----- Supplied material

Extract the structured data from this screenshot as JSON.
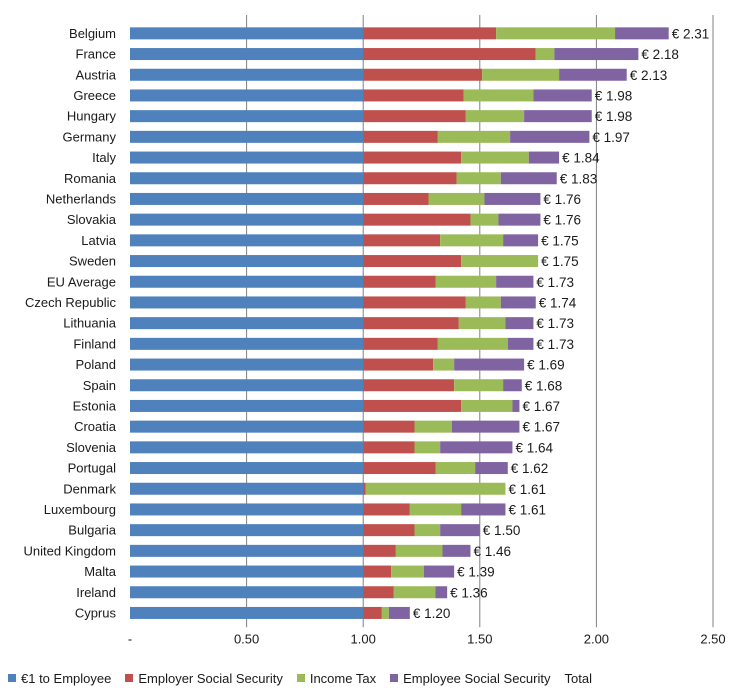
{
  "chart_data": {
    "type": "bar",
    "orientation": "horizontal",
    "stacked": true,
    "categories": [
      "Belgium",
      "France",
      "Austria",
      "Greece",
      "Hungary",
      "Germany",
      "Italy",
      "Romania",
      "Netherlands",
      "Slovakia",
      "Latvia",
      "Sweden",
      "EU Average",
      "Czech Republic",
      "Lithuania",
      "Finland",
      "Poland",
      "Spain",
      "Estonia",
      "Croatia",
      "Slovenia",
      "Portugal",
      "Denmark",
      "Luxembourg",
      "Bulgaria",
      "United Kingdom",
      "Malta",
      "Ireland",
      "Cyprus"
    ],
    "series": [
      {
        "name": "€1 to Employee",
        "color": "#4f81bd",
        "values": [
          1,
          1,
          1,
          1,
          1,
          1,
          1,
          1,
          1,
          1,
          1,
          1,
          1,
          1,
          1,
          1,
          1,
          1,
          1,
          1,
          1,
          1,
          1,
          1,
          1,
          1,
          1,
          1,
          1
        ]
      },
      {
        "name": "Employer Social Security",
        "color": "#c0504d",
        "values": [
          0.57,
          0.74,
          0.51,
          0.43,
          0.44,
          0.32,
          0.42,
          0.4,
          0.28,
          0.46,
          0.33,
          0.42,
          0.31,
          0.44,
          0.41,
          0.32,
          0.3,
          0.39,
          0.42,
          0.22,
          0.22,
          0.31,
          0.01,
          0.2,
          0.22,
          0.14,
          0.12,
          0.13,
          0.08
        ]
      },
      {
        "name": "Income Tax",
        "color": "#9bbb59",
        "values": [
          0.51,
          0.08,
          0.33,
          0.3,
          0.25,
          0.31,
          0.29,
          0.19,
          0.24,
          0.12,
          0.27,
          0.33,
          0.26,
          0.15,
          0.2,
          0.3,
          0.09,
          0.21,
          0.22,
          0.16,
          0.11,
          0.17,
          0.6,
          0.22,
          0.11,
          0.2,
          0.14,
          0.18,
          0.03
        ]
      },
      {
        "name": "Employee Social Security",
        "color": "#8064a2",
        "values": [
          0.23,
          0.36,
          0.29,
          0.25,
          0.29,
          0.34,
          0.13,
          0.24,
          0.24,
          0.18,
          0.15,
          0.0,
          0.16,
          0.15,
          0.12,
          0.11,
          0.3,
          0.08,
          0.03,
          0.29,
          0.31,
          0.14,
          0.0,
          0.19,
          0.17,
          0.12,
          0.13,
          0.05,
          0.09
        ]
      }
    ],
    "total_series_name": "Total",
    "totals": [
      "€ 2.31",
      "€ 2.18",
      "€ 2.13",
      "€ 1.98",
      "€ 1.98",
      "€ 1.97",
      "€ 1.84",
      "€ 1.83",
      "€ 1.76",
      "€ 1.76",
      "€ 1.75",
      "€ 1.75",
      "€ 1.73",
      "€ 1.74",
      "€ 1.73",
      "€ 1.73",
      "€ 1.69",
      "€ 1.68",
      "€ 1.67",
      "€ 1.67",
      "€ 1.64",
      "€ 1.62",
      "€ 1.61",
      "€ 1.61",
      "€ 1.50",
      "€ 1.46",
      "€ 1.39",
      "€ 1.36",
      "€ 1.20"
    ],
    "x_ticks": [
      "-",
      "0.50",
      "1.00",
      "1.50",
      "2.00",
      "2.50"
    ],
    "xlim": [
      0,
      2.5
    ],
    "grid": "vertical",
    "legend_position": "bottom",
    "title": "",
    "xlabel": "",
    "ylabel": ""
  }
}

----------

### Problem statement
Report how many lines of the listing above include the word "color". Say nothing but the number.

### Complete output
4